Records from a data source
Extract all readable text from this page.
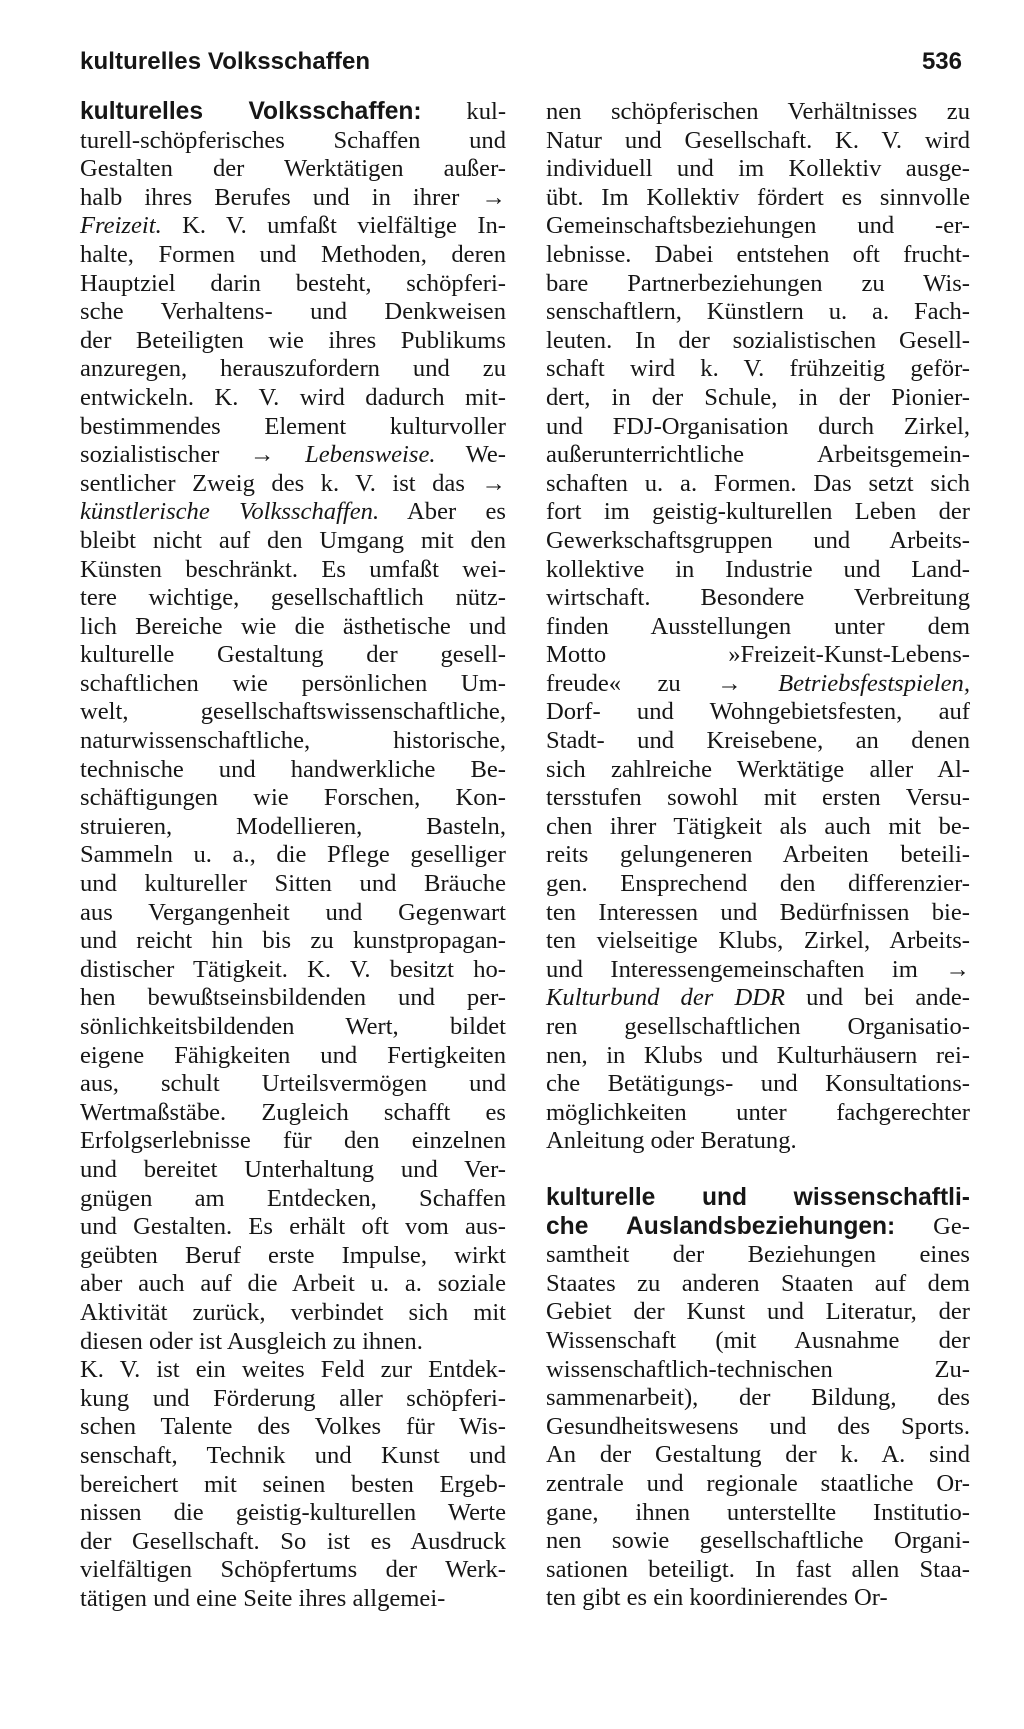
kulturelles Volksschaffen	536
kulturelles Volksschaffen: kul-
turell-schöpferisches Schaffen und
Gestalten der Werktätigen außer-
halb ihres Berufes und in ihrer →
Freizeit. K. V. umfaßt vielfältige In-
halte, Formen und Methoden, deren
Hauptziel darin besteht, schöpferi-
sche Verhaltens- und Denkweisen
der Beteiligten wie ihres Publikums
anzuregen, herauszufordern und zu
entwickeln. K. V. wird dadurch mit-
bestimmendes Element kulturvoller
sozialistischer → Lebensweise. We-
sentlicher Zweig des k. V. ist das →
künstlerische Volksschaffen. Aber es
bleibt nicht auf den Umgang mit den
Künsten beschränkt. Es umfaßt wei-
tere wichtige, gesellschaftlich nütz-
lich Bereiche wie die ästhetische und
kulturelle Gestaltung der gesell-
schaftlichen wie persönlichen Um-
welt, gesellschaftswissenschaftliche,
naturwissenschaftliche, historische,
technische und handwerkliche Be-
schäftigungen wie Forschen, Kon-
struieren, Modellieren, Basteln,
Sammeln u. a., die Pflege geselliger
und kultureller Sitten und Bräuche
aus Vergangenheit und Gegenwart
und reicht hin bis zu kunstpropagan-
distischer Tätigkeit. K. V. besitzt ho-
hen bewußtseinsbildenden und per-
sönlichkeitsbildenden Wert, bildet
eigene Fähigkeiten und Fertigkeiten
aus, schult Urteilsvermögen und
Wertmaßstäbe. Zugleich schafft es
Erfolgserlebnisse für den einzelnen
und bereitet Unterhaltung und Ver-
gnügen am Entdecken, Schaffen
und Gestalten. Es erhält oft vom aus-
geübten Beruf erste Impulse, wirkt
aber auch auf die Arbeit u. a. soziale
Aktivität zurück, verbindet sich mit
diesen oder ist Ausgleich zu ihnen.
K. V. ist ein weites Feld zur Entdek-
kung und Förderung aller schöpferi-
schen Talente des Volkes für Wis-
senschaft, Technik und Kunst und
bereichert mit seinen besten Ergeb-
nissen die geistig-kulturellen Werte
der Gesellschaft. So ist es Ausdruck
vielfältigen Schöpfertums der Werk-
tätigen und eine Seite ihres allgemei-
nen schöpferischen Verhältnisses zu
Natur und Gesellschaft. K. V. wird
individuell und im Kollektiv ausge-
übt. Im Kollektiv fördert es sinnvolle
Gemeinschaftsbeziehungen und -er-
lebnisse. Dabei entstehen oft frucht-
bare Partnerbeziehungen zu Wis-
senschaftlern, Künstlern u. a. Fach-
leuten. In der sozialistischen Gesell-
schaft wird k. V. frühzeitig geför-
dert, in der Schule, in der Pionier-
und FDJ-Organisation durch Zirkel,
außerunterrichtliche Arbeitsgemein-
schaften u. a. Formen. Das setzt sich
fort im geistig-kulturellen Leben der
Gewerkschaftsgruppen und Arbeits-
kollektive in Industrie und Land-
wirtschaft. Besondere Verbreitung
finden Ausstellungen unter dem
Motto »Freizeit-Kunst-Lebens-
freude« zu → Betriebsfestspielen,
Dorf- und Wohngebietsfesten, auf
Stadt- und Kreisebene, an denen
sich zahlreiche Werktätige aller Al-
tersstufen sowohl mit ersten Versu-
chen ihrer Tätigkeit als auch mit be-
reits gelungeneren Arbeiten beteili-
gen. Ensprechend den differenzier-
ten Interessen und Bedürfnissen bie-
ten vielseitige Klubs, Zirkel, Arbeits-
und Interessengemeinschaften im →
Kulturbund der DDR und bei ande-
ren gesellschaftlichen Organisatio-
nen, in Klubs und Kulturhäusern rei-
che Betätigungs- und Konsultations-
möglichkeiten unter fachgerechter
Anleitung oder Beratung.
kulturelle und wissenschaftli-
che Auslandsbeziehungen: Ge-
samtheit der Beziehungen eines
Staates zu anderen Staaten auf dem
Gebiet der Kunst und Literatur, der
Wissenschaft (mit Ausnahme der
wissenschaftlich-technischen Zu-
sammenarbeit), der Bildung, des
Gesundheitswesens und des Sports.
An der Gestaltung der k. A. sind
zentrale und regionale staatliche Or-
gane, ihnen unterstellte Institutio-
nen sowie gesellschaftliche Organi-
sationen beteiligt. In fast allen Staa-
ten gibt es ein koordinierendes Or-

==

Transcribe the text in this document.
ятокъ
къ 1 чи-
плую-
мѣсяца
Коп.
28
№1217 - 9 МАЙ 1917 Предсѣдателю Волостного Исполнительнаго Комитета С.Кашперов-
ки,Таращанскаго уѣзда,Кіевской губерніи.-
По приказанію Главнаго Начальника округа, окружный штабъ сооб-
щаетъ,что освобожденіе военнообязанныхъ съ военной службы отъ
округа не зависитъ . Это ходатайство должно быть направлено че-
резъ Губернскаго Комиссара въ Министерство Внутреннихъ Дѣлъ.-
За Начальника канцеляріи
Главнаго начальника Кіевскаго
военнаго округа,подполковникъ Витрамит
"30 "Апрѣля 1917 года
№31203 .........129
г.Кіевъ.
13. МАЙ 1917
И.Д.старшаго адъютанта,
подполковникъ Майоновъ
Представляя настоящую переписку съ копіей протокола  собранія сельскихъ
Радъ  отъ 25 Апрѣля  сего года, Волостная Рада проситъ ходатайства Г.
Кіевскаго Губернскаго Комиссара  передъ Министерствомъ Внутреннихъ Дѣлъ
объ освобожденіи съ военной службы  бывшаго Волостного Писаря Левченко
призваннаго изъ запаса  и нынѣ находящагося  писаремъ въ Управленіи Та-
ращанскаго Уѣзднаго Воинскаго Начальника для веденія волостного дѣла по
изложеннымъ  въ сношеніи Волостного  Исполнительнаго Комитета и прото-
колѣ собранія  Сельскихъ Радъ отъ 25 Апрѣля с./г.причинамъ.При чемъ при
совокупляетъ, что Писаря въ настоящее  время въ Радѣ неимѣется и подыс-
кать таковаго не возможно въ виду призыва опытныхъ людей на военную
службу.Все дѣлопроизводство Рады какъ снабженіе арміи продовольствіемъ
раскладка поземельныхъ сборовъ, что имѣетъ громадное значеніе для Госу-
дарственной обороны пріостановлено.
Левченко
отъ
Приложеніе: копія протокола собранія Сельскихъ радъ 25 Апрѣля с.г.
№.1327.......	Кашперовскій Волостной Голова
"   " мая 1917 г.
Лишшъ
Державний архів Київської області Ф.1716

▶ _Aim_
Which lines contain "Комитета"? Copy each of them out.

▶ _The response_
№1217 - 9 МАЙ 1917 Предсѣдателю Волостного Исполнительнаго Комитета С.Кашперов-
изложеннымъ  въ сношеніи Волостного  Исполнительнаго Комитета и прото-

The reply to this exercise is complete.